Collected data
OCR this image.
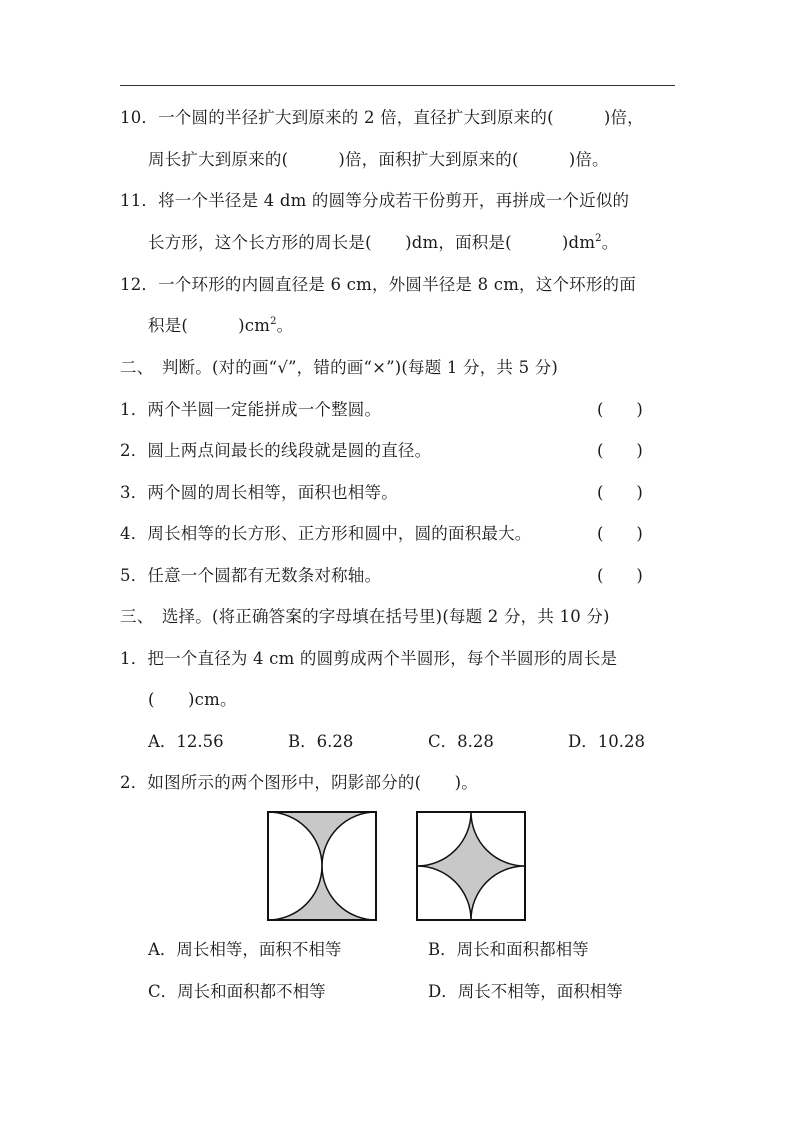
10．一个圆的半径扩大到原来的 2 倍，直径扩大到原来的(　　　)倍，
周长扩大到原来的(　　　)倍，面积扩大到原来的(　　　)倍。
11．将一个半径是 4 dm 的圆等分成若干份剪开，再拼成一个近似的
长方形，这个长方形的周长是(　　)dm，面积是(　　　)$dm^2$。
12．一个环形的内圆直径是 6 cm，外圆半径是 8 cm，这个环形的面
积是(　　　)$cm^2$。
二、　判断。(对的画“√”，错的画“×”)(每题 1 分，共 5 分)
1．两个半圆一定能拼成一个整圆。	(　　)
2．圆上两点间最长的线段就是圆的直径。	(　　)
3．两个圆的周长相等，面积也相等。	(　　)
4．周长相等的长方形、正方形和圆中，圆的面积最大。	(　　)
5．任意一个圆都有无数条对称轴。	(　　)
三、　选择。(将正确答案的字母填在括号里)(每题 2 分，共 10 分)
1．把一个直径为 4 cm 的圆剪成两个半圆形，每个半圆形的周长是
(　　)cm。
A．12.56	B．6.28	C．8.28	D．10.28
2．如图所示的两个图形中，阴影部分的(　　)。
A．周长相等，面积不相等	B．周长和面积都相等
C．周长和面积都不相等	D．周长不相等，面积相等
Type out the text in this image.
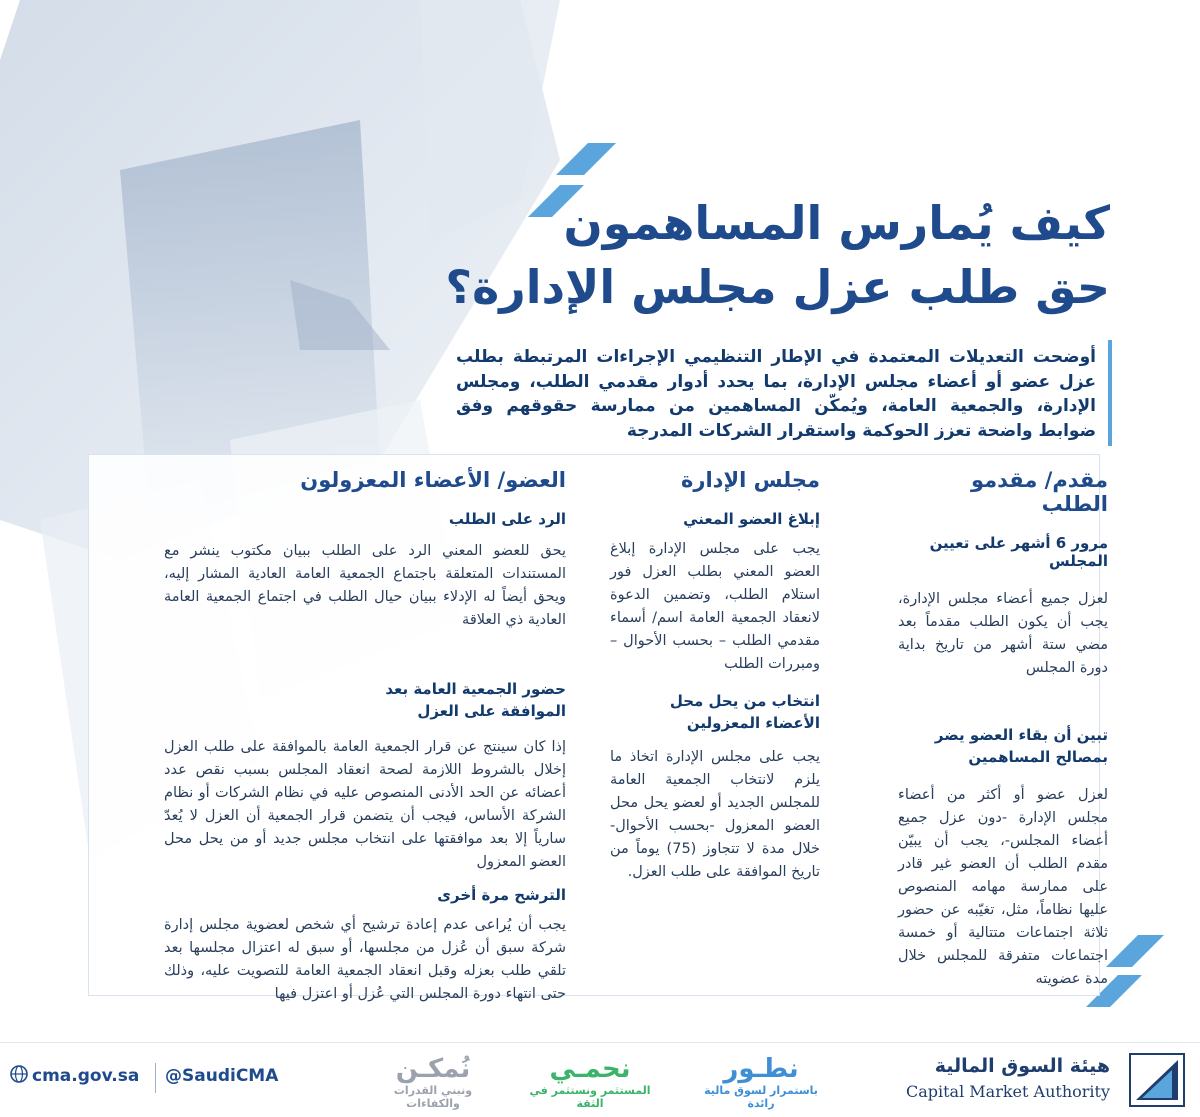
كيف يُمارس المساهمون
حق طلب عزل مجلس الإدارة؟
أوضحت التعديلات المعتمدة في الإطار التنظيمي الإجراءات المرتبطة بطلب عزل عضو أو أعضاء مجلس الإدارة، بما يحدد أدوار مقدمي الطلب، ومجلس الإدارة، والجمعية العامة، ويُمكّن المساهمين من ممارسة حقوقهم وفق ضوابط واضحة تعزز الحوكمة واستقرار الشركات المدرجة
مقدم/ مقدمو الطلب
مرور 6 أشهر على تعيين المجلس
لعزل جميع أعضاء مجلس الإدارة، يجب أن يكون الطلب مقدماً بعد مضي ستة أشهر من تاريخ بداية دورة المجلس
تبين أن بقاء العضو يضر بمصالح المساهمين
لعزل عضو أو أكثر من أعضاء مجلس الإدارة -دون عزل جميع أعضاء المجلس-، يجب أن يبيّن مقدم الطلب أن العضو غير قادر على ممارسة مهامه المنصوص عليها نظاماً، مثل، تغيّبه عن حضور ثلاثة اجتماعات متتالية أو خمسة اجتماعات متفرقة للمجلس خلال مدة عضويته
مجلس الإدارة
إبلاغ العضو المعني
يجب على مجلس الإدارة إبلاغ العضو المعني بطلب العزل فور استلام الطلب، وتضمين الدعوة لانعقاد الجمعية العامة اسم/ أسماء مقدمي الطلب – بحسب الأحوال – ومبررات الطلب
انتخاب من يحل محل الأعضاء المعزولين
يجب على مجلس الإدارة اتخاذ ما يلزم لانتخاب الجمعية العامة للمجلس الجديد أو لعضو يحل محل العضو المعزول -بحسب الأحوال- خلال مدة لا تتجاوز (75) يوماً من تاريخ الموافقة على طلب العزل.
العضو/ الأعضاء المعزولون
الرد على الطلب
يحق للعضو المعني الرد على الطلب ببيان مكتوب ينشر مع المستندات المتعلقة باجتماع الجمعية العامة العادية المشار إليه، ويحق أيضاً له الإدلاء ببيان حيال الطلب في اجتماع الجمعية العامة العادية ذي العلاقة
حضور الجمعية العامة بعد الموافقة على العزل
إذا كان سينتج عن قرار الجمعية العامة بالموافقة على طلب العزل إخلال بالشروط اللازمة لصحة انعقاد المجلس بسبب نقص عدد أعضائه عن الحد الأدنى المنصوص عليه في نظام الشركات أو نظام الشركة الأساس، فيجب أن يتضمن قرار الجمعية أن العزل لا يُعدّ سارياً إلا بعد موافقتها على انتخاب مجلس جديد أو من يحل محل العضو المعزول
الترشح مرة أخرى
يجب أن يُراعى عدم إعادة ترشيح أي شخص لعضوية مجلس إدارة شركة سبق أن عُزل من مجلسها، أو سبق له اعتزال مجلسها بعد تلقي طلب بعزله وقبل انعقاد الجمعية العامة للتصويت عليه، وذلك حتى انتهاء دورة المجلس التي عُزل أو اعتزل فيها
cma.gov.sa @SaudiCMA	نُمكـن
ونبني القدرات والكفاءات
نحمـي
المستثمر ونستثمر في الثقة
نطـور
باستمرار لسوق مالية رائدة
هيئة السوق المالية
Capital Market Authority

## Prompt
Any pictures should be dropped; transcribe the rest of the records above exactly.

## Solved exercise
OCR this image.
10．一个圆的半径扩大到原来的 2 倍，直径扩大到原来的(　　　)倍，
周长扩大到原来的(　　　)倍，面积扩大到原来的(　　　)倍。
11．将一个半径是 4 dm 的圆等分成若干份剪开，再拼成一个近似的
长方形，这个长方形的周长是(　　)dm，面积是(　　　)$dm^2$。
12．一个环形的内圆直径是 6 cm，外圆半径是 8 cm，这个环形的面
积是(　　　)$cm^2$。
二、　判断。(对的画“√”，错的画“×”)(每题 1 分，共 5 分)
1．两个半圆一定能拼成一个整圆。	(　　)
2．圆上两点间最长的线段就是圆的直径。	(　　)
3．两个圆的周长相等，面积也相等。	(　　)
4．周长相等的长方形、正方形和圆中，圆的面积最大。	(　　)
5．任意一个圆都有无数条对称轴。	(　　)
三、　选择。(将正确答案的字母填在括号里)(每题 2 分，共 10 分)
1．把一个直径为 4 cm 的圆剪成两个半圆形，每个半圆形的周长是
(　　)cm。
A．12.56	B．6.28	C．8.28	D．10.28
2．如图所示的两个图形中，阴影部分的(　　)。
A．周长相等，面积不相等	B．周长和面积都相等
C．周长和面积都不相等	D．周长不相等，面积相等
Type out the text in this image.
كيف يُمارس المساهمون
حق طلب عزل مجلس الإدارة؟
أوضحت التعديلات المعتمدة في الإطار التنظيمي الإجراءات المرتبطة بطلب عزل عضو أو أعضاء مجلس الإدارة، بما يحدد أدوار مقدمي الطلب، ومجلس الإدارة، والجمعية العامة، ويُمكّن المساهمين من ممارسة حقوقهم وفق ضوابط واضحة تعزز الحوكمة واستقرار الشركات المدرجة
مقدم/ مقدمو الطلب
مرور 6 أشهر على تعيين المجلس
لعزل جميع أعضاء مجلس الإدارة، يجب أن يكون الطلب مقدماً بعد مضي ستة أشهر من تاريخ بداية دورة المجلس
تبين أن بقاء العضو يضر بمصالح المساهمين
لعزل عضو أو أكثر من أعضاء مجلس الإدارة -دون عزل جميع أعضاء المجلس-، يجب أن يبيّن مقدم الطلب أن العضو غير قادر على ممارسة مهامه المنصوص عليها نظاماً، مثل، تغيّبه عن حضور ثلاثة اجتماعات متتالية أو خمسة اجتماعات متفرقة للمجلس خلال مدة عضويته
مجلس الإدارة
إبلاغ العضو المعني
يجب على مجلس الإدارة إبلاغ العضو المعني بطلب العزل فور استلام الطلب، وتضمين الدعوة لانعقاد الجمعية العامة اسم/ أسماء مقدمي الطلب – بحسب الأحوال – ومبررات الطلب
انتخاب من يحل محل الأعضاء المعزولين
يجب على مجلس الإدارة اتخاذ ما يلزم لانتخاب الجمعية العامة للمجلس الجديد أو لعضو يحل محل العضو المعزول -بحسب الأحوال- خلال مدة لا تتجاوز (75) يوماً من تاريخ الموافقة على طلب العزل.
العضو/ الأعضاء المعزولون
الرد على الطلب
يحق للعضو المعني الرد على الطلب ببيان مكتوب ينشر مع المستندات المتعلقة باجتماع الجمعية العامة العادية المشار إليه، ويحق أيضاً له الإدلاء ببيان حيال الطلب في اجتماع الجمعية العامة العادية ذي العلاقة
حضور الجمعية العامة بعد الموافقة على العزل
إذا كان سينتج عن قرار الجمعية العامة بالموافقة على طلب العزل إخلال بالشروط اللازمة لصحة انعقاد المجلس بسبب نقص عدد أعضائه عن الحد الأدنى المنصوص عليه في نظام الشركات أو نظام الشركة الأساس، فيجب أن يتضمن قرار الجمعية أن العزل لا يُعدّ سارياً إلا بعد موافقتها على انتخاب مجلس جديد أو من يحل محل العضو المعزول
الترشح مرة أخرى
يجب أن يُراعى عدم إعادة ترشيح أي شخص لعضوية مجلس إدارة شركة سبق أن عُزل من مجلسها، أو سبق له اعتزال مجلسها بعد تلقي طلب بعزله وقبل انعقاد الجمعية العامة للتصويت عليه، وذلك حتى انتهاء دورة المجلس التي عُزل أو اعتزل فيها
cma.gov.sa @SaudiCMA	نُمكـن
ونبني القدرات والكفاءات
نحمـي
المستثمر ونستثمر في الثقة
نطـور
باستمرار لسوق مالية رائدة
هيئة السوق المالية
Capital Market Authority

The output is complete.